> **Work required**: Take the entries below and reproduce them word for word.

> **Input**:
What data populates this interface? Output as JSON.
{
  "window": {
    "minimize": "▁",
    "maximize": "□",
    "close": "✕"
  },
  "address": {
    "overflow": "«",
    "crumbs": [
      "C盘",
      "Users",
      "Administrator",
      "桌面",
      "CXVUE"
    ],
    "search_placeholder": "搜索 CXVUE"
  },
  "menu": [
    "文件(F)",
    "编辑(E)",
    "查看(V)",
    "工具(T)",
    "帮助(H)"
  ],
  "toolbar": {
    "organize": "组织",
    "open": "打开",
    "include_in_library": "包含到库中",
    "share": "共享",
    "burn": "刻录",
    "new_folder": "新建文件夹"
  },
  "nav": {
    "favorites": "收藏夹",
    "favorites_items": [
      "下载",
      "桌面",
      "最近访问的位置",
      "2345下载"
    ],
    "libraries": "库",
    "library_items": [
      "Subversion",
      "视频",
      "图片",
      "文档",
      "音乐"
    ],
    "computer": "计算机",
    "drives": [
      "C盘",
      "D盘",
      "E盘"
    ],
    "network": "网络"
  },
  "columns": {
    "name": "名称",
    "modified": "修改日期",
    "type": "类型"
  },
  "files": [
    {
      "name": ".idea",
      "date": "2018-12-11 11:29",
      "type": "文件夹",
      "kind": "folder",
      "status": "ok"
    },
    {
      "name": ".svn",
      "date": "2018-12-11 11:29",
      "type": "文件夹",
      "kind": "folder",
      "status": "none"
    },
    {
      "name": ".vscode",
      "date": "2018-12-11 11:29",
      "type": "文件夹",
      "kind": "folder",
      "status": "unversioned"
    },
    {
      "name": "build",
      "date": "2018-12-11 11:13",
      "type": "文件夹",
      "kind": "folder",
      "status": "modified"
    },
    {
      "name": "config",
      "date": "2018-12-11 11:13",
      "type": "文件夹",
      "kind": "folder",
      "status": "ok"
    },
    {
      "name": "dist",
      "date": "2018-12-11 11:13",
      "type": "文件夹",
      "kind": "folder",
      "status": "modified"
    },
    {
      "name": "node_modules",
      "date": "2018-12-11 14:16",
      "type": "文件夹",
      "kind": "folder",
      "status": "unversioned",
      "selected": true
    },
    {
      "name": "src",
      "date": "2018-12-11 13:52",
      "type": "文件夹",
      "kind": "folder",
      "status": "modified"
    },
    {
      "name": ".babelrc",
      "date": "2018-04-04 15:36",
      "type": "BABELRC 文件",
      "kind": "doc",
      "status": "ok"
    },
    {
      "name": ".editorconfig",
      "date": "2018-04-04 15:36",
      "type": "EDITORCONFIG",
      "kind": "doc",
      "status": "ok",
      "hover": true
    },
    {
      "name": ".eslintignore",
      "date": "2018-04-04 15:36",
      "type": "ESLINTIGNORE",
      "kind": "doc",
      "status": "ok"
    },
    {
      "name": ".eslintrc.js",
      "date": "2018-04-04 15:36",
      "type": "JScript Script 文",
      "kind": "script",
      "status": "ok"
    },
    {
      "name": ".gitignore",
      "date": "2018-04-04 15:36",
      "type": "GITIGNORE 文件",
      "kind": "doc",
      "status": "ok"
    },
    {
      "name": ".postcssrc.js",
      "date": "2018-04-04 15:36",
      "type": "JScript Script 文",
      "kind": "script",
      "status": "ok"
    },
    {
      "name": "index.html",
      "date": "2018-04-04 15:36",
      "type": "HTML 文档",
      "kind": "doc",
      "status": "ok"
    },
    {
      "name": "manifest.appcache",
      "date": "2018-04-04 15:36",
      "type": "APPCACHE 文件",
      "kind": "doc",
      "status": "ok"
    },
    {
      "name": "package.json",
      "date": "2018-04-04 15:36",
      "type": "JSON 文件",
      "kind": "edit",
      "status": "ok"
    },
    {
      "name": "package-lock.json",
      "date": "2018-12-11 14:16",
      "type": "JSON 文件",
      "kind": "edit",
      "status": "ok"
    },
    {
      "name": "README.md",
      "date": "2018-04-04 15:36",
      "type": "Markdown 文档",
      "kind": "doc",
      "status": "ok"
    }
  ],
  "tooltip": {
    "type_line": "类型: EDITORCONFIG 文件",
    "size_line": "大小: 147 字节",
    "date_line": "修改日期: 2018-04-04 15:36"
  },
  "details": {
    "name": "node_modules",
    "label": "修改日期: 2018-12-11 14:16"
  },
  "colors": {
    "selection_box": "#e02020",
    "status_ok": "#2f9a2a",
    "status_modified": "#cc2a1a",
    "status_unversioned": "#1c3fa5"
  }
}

> **Finished answer**:
What data populates this interface? Output as JSON.
{
  "window": {
    "minimize": "▁",
    "maximize": "□",
    "close": "✕"
  },
  "address": {
    "overflow": "«",
    "crumbs": [
      "C盘",
      "Users",
      "Administrator",
      "桌面",
      "CXVUE"
    ],
    "search_placeholder": "搜索 CXVUE"
  },
  "menu": [
    "文件(F)",
    "编辑(E)",
    "查看(V)",
    "工具(T)",
    "帮助(H)"
  ],
  "toolbar": {
    "organize": "组织",
    "open": "打开",
    "include_in_library": "包含到库中",
    "share": "共享",
    "burn": "刻录",
    "new_folder": "新建文件夹"
  },
  "nav": {
    "favorites": "收藏夹",
    "favorites_items": [
      "下载",
      "桌面",
      "最近访问的位置",
      "2345下载"
    ],
    "libraries": "库",
    "library_items": [
      "Subversion",
      "视频",
      "图片",
      "文档",
      "音乐"
    ],
    "computer": "计算机",
    "drives": [
      "C盘",
      "D盘",
      "E盘"
    ],
    "network": "网络"
  },
  "columns": {
    "name": "名称",
    "modified": "修改日期",
    "type": "类型"
  },
  "files": [
    {
      "name": ".idea",
      "date": "2018-12-11 11:29",
      "type": "文件夹",
      "kind": "folder",
      "status": "ok"
    },
    {
      "name": ".svn",
      "date": "2018-12-11 11:29",
      "type": "文件夹",
      "kind": "folder",
      "status": "none"
    },
    {
      "name": ".vscode",
      "date": "2018-12-11 11:29",
      "type": "文件夹",
      "kind": "folder",
      "status": "unversioned"
    },
    {
      "name": "build",
      "date": "2018-12-11 11:13",
      "type": "文件夹",
      "kind": "folder",
      "status": "modified"
    },
    {
      "name": "config",
      "date": "2018-12-11 11:13",
      "type": "文件夹",
      "kind": "folder",
      "status": "ok"
    },
    {
      "name": "dist",
      "date": "2018-12-11 11:13",
      "type": "文件夹",
      "kind": "folder",
      "status": "modified"
    },
    {
      "name": "node_modules",
      "date": "2018-12-11 14:16",
      "type": "文件夹",
      "kind": "folder",
      "status": "unversioned",
      "selected": true
    },
    {
      "name": "src",
      "date": "2018-12-11 13:52",
      "type": "文件夹",
      "kind": "folder",
      "status": "modified"
    },
    {
      "name": ".babelrc",
      "date": "2018-04-04 15:36",
      "type": "BABELRC 文件",
      "kind": "doc",
      "status": "ok"
    },
    {
      "name": ".editorconfig",
      "date": "2018-04-04 15:36",
      "type": "EDITORCONFIG",
      "kind": "doc",
      "status": "ok",
      "hover": true
    },
    {
      "name": ".eslintignore",
      "date": "2018-04-04 15:36",
      "type": "ESLINTIGNORE",
      "kind": "doc",
      "status": "ok"
    },
    {
      "name": ".eslintrc.js",
      "date": "2018-04-04 15:36",
      "type": "JScript Script 文",
      "kind": "script",
      "status": "ok"
    },
    {
      "name": ".gitignore",
      "date": "2018-04-04 15:36",
      "type": "GITIGNORE 文件",
      "kind": "doc",
      "status": "ok"
    },
    {
      "name": ".postcssrc.js",
      "date": "2018-04-04 15:36",
      "type": "JScript Script 文",
      "kind": "script",
      "status": "ok"
    },
    {
      "name": "index.html",
      "date": "2018-04-04 15:36",
      "type": "HTML 文档",
      "kind": "doc",
      "status": "ok"
    },
    {
      "name": "manifest.appcache",
      "date": "2018-04-04 15:36",
      "type": "APPCACHE 文件",
      "kind": "doc",
      "status": "ok"
    },
    {
      "name": "package.json",
      "date": "2018-04-04 15:36",
      "type": "JSON 文件",
      "kind": "edit",
      "status": "ok"
    },
    {
      "name": "package-lock.json",
      "date": "2018-12-11 14:16",
      "type": "JSON 文件",
      "kind": "edit",
      "status": "ok"
    },
    {
      "name": "README.md",
      "date": "2018-04-04 15:36",
      "type": "Markdown 文档",
      "kind": "doc",
      "status": "ok"
    }
  ],
  "tooltip": {
    "type_line": "类型: EDITORCONFIG 文件",
    "size_line": "大小: 147 字节",
    "date_line": "修改日期: 2018-04-04 15:36"
  },
  "details": {
    "name": "node_modules",
    "label": "修改日期: 2018-12-11 14:16"
  },
  "colors": {
    "selection_box": "#e02020",
    "status_ok": "#2f9a2a",
    "status_modified": "#cc2a1a",
    "status_unversioned": "#1c3fa5"
  }
}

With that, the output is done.